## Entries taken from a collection
++++++

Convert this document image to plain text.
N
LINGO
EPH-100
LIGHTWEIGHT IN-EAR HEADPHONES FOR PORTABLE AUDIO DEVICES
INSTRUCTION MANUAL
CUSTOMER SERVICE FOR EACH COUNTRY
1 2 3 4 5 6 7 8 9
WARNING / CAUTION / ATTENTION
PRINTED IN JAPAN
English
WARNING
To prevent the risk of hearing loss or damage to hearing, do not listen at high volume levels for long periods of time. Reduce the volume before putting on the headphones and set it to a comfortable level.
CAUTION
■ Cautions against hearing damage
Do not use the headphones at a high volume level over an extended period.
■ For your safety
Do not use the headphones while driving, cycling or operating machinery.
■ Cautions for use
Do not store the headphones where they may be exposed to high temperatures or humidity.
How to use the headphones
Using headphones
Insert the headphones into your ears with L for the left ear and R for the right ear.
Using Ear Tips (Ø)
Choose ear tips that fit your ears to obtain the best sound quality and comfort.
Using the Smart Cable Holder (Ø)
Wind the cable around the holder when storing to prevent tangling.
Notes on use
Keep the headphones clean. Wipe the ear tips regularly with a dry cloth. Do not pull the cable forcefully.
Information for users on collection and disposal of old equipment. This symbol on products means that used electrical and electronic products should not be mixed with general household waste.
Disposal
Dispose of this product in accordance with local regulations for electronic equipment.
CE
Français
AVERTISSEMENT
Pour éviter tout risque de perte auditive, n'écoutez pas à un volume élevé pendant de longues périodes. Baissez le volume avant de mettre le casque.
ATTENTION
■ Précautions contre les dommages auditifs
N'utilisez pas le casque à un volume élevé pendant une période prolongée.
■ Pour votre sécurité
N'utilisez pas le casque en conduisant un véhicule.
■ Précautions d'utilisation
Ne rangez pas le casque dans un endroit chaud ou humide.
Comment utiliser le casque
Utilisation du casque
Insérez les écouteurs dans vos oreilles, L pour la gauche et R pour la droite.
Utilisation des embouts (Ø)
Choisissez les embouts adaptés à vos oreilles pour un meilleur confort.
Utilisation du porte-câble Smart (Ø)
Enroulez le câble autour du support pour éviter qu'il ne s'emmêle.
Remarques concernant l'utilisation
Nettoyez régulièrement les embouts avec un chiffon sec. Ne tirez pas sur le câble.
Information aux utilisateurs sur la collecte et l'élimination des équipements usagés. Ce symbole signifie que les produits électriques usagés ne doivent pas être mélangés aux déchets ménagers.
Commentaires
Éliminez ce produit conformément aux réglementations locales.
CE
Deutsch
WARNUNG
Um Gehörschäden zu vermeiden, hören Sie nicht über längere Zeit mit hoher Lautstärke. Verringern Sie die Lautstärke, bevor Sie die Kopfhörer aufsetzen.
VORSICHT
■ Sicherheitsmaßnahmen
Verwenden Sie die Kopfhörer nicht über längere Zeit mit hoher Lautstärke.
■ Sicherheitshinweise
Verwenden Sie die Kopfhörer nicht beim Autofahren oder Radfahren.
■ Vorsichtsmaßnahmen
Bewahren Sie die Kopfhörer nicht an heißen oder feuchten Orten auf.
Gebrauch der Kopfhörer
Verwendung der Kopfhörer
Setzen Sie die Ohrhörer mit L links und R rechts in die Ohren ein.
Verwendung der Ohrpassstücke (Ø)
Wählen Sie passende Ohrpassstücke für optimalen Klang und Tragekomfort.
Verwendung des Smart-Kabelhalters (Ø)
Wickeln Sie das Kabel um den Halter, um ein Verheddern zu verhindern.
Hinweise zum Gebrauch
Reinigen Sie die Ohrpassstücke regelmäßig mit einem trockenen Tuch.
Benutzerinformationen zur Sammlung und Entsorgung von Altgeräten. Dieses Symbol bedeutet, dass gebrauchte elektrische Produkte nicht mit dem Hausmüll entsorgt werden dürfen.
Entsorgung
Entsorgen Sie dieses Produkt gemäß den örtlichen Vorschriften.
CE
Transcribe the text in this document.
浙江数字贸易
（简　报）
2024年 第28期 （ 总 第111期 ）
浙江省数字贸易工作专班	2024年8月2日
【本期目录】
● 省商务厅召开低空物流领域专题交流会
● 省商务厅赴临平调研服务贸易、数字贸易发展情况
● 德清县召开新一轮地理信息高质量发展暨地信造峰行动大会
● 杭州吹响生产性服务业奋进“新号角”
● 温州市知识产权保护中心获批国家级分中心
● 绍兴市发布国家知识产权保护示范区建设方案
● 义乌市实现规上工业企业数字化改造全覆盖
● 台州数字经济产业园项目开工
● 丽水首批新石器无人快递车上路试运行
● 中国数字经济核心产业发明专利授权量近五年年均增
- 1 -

++++++

## What is expected
Copy every line of the listing containing the string "Verwenden".

## Result of the task
Verwenden Sie die Kopfhörer nicht über längere Zeit mit hoher Lautstärke.
Verwenden Sie die Kopfhörer nicht beim Autofahren oder Radfahren.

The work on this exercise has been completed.